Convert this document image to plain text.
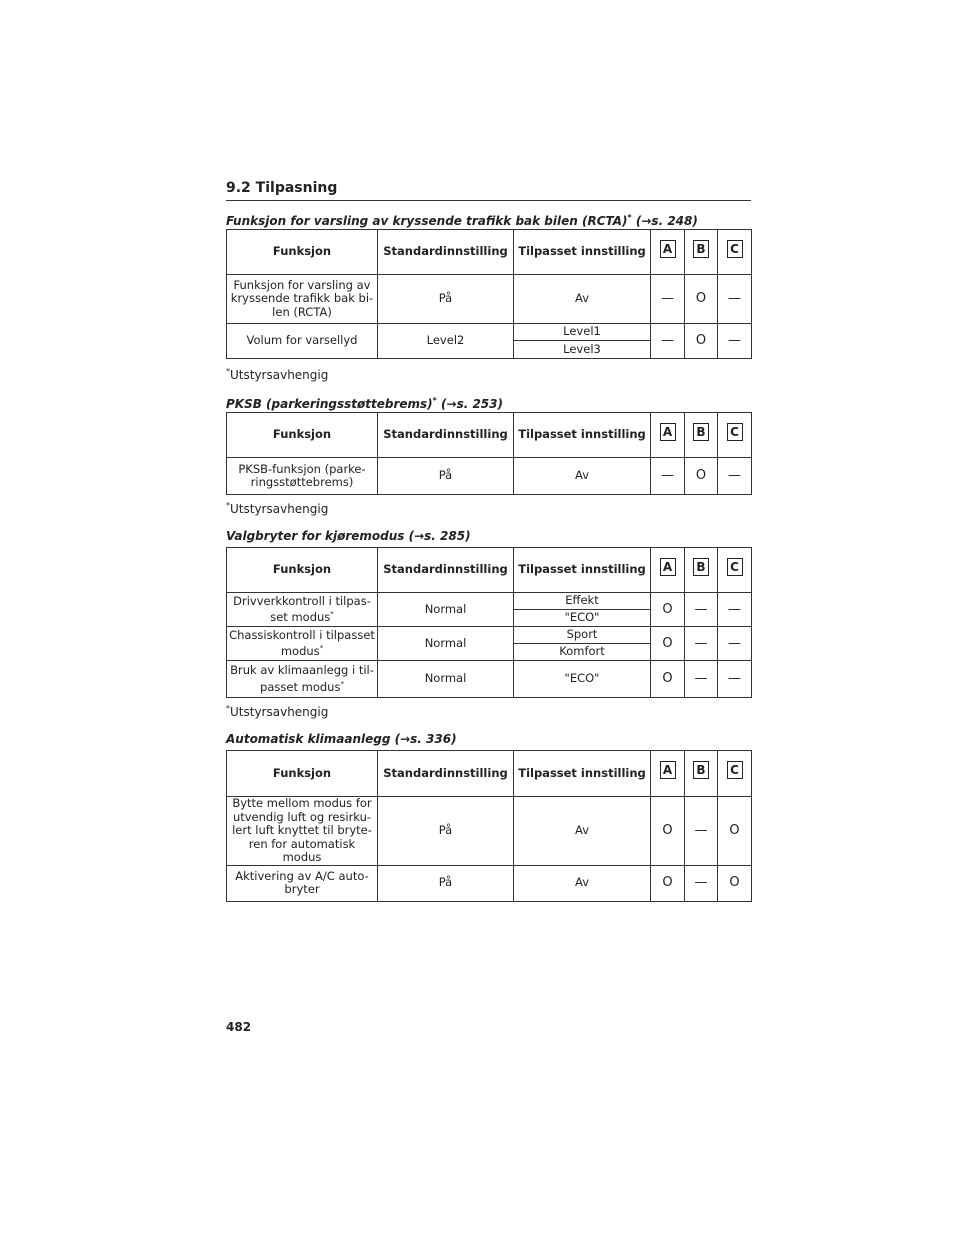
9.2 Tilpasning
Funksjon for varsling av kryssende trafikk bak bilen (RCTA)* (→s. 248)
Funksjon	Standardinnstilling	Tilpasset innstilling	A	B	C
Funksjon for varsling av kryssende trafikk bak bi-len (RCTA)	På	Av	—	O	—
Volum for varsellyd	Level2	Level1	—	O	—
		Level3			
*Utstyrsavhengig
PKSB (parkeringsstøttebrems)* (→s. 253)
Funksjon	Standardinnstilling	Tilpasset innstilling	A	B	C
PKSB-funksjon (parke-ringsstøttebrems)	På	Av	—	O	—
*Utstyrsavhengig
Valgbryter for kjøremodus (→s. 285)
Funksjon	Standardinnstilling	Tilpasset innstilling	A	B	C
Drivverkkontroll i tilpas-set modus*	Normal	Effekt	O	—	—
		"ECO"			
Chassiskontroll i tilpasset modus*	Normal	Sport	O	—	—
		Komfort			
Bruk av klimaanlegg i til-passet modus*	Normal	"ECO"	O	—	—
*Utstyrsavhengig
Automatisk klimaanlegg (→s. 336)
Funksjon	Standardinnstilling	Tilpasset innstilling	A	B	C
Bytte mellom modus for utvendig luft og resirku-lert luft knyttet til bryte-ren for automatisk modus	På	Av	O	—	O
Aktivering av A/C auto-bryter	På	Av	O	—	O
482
================
• _GIVEN EXERCISE_
Every record must be copied exactly, with the pictures left out.

• _EXERCISE SOLUTION_
Convert this document image to plain text.
9.2 Tilpasning
Funksjon for varsling av kryssende trafikk bak bilen (RCTA)* (→s. 248)
Funksjon	Standardinnstilling	Tilpasset innstilling	A	B	C
Funksjon for varsling av kryssende trafikk bak bi-len (RCTA)	På	Av	—	O	—
Volum for varsellyd	Level2	Level1	—	O	—
		Level3			
*Utstyrsavhengig
PKSB (parkeringsstøttebrems)* (→s. 253)
Funksjon	Standardinnstilling	Tilpasset innstilling	A	B	C
PKSB-funksjon (parke-ringsstøttebrems)	På	Av	—	O	—
*Utstyrsavhengig
Valgbryter for kjøremodus (→s. 285)
Funksjon	Standardinnstilling	Tilpasset innstilling	A	B	C
Drivverkkontroll i tilpas-set modus*	Normal	Effekt	O	—	—
		"ECO"			
Chassiskontroll i tilpasset modus*	Normal	Sport	O	—	—
		Komfort			
Bruk av klimaanlegg i til-passet modus*	Normal	"ECO"	O	—	—
*Utstyrsavhengig
Automatisk klimaanlegg (→s. 336)
Funksjon	Standardinnstilling	Tilpasset innstilling	A	B	C
Bytte mellom modus for utvendig luft og resirku-lert luft knyttet til bryte-ren for automatisk modus	På	Av	O	—	O
Aktivering av A/C auto-bryter	På	Av	O	—	O
482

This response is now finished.